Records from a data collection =
------------

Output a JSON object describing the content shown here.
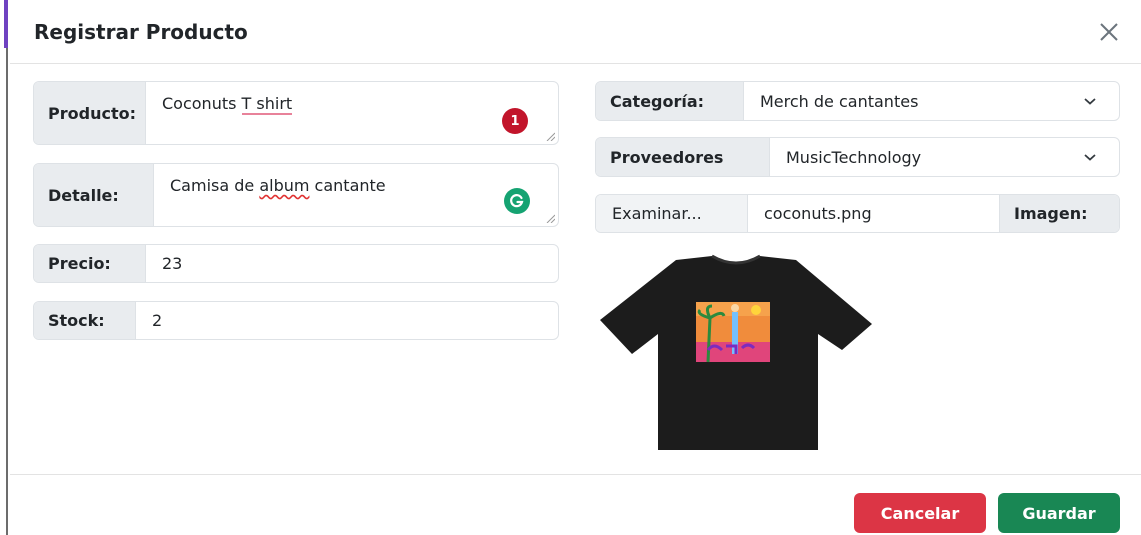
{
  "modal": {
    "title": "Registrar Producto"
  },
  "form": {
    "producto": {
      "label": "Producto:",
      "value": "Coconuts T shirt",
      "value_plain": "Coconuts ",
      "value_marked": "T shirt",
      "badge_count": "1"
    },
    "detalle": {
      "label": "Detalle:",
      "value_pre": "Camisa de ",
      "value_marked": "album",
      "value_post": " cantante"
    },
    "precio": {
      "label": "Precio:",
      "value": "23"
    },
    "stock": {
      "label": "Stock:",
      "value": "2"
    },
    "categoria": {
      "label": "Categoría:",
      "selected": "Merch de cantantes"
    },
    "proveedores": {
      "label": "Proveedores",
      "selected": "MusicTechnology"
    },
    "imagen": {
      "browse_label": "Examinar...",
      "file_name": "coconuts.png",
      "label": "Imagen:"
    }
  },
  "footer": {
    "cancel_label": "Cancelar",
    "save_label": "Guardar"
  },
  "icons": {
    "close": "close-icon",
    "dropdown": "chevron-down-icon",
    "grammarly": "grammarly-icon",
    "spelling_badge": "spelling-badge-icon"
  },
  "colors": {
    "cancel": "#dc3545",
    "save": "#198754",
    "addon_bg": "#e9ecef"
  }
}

------------

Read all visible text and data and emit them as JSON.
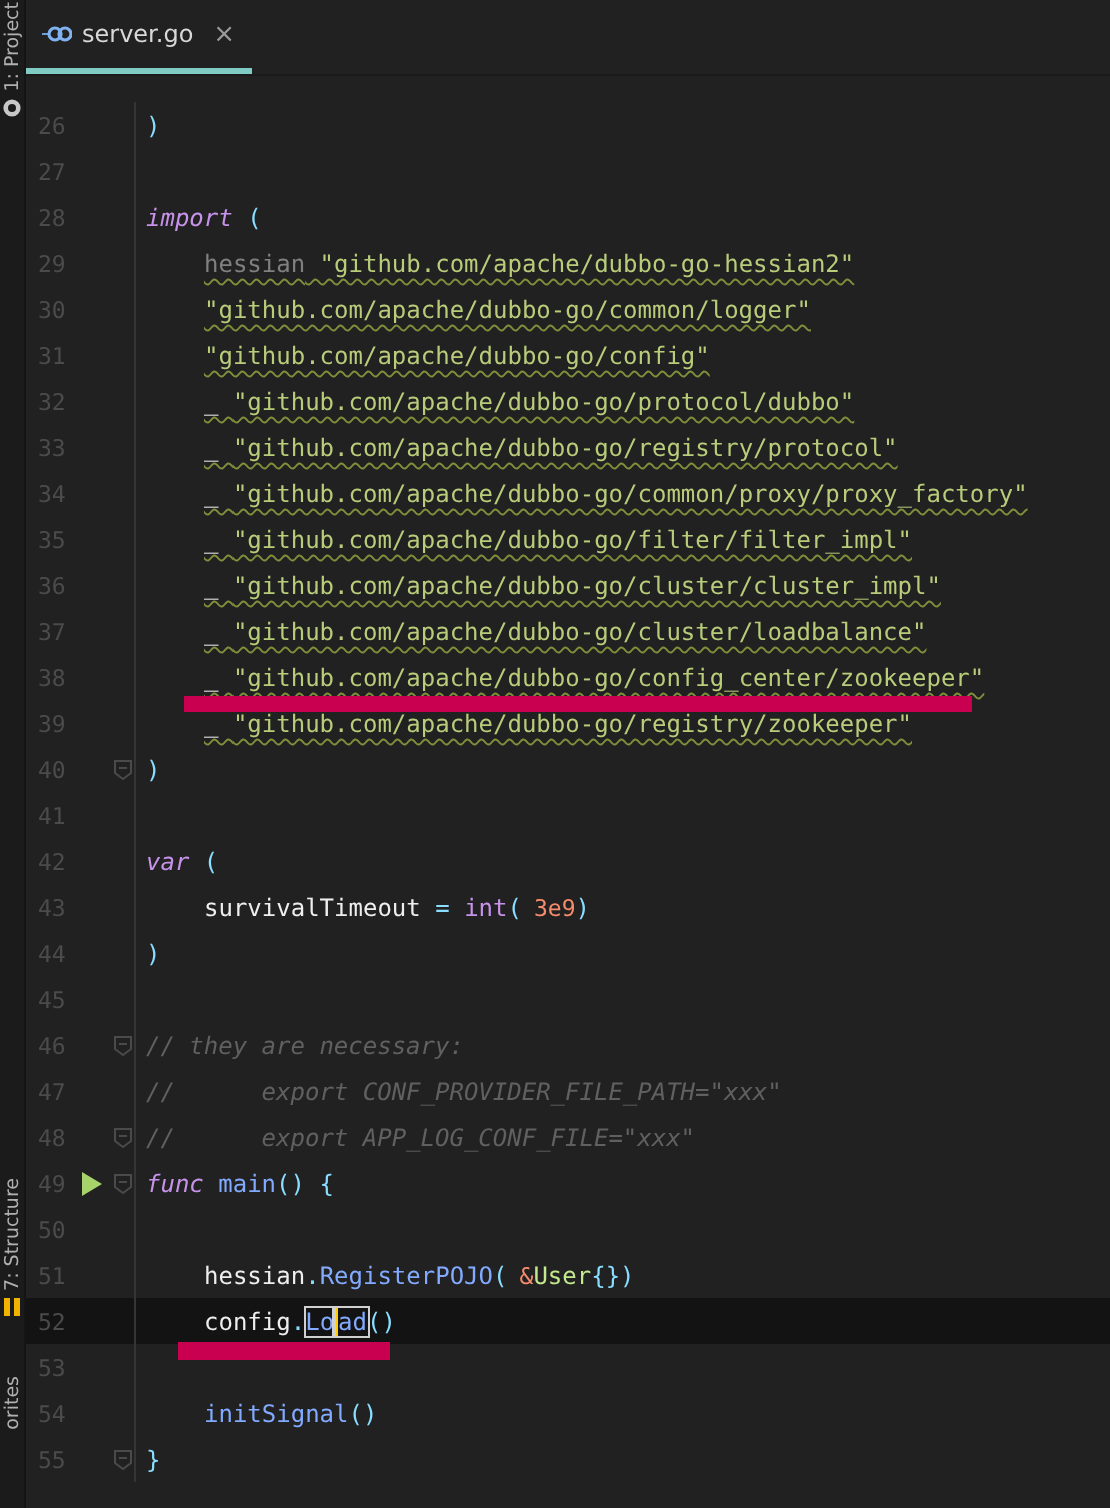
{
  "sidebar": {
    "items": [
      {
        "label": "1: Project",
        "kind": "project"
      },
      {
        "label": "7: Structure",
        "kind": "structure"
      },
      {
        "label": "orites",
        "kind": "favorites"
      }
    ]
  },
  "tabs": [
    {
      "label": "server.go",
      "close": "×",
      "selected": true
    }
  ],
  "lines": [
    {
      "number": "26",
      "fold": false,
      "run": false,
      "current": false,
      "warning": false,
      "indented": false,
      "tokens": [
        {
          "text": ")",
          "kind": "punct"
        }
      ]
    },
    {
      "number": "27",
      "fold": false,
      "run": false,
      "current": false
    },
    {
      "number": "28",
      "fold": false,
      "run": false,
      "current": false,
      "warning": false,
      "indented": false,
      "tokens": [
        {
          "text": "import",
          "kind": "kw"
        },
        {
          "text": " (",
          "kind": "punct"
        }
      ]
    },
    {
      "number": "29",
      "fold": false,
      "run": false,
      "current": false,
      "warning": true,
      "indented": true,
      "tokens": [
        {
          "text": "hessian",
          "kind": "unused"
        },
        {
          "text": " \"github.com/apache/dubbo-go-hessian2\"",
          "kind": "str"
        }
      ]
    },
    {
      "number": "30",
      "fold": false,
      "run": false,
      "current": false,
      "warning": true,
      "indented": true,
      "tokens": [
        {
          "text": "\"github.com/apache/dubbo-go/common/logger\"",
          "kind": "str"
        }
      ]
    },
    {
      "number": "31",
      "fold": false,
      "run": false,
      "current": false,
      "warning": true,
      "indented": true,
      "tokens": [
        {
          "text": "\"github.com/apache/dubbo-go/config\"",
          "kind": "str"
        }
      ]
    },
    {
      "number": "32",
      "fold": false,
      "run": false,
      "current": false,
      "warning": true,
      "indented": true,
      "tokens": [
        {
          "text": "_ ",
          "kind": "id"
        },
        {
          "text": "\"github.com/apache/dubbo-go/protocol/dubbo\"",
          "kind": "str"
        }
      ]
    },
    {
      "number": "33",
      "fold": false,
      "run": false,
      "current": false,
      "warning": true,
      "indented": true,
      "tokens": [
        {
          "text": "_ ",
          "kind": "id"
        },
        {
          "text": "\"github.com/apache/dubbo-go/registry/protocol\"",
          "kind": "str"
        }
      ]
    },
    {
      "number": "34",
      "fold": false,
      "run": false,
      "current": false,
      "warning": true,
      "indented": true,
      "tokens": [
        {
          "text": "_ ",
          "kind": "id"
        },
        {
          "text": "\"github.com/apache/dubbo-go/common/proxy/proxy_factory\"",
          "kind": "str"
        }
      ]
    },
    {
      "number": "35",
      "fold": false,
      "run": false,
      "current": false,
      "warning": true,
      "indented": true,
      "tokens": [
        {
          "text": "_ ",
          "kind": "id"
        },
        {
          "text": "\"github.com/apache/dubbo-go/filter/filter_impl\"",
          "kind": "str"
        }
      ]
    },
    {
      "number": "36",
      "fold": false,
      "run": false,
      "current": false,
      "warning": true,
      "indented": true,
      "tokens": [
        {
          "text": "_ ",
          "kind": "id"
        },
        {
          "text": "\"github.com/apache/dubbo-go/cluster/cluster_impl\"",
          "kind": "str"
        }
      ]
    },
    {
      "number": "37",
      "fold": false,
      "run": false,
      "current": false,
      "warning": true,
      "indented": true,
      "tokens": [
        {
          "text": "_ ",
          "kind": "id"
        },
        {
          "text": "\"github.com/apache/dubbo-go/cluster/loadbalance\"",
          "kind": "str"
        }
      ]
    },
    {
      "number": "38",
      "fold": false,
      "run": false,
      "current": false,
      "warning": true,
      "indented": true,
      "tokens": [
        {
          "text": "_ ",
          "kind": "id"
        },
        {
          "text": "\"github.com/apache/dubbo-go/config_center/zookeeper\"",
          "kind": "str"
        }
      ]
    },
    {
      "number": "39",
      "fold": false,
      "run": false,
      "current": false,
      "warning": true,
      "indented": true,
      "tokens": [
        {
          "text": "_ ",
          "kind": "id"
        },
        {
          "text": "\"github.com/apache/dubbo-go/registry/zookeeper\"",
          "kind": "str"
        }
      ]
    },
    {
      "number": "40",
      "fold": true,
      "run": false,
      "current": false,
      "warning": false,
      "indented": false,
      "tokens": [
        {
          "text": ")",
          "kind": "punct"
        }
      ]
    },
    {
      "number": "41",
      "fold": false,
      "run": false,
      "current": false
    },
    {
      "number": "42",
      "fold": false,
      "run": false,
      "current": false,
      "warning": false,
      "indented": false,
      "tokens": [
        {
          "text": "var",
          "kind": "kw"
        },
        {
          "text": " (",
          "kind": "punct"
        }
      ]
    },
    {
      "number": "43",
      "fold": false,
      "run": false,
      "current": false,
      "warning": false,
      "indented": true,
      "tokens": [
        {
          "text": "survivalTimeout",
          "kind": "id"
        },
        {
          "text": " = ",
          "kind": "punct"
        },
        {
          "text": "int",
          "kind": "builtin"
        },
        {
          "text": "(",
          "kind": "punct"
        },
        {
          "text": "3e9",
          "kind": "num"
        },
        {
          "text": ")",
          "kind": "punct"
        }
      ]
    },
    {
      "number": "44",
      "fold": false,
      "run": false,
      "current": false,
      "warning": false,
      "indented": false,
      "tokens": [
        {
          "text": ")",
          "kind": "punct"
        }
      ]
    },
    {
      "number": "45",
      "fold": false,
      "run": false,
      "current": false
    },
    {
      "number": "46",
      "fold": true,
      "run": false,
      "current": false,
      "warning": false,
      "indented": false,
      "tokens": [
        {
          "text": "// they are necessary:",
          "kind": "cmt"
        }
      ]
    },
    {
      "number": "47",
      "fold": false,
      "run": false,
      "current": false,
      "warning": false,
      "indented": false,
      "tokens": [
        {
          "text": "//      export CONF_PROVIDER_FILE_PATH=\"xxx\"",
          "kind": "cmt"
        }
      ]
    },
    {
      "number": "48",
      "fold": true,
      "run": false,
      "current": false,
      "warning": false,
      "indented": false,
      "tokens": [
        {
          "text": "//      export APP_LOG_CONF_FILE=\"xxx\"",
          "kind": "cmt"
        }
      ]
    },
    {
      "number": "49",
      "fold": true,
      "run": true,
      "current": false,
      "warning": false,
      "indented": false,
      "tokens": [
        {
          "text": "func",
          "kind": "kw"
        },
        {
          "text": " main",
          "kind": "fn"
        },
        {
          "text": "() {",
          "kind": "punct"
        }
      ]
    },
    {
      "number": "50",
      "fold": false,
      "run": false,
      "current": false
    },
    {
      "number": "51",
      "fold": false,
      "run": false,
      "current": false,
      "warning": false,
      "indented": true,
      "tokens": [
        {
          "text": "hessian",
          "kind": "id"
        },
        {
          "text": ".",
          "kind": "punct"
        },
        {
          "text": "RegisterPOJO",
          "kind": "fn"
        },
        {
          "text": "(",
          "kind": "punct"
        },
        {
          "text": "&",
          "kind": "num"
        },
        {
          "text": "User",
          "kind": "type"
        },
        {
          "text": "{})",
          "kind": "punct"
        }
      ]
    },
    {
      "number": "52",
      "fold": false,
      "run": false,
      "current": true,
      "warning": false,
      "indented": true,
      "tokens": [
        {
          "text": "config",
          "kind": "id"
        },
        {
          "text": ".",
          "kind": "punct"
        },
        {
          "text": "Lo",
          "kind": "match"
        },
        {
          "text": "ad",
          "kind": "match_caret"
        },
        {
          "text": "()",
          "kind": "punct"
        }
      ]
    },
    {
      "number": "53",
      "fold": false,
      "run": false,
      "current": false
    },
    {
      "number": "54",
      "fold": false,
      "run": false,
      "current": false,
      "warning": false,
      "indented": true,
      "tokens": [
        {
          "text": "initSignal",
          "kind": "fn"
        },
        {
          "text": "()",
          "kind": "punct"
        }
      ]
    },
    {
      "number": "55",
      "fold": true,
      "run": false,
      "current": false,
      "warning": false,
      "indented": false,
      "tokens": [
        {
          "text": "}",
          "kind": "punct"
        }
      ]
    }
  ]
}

------------

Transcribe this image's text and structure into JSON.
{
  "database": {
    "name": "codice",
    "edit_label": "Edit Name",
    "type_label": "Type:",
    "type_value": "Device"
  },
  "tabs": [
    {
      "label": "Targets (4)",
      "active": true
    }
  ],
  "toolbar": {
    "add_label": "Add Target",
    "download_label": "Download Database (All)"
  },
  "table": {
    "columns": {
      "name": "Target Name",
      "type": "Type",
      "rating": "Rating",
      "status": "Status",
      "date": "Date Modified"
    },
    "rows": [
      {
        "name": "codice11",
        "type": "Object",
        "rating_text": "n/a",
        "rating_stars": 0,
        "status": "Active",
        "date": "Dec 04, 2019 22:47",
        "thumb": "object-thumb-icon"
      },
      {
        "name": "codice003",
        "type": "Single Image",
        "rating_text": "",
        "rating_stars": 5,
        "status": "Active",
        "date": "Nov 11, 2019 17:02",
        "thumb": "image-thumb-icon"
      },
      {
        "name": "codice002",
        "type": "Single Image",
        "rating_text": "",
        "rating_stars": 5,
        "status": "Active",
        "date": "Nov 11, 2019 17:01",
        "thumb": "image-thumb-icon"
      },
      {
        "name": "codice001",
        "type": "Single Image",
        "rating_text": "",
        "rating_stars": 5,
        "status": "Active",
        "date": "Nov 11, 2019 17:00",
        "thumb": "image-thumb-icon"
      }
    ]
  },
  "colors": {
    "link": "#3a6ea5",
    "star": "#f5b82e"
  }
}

------------

In the entries above, how many lines hold the word "JSON"? State the number and nothing else.

3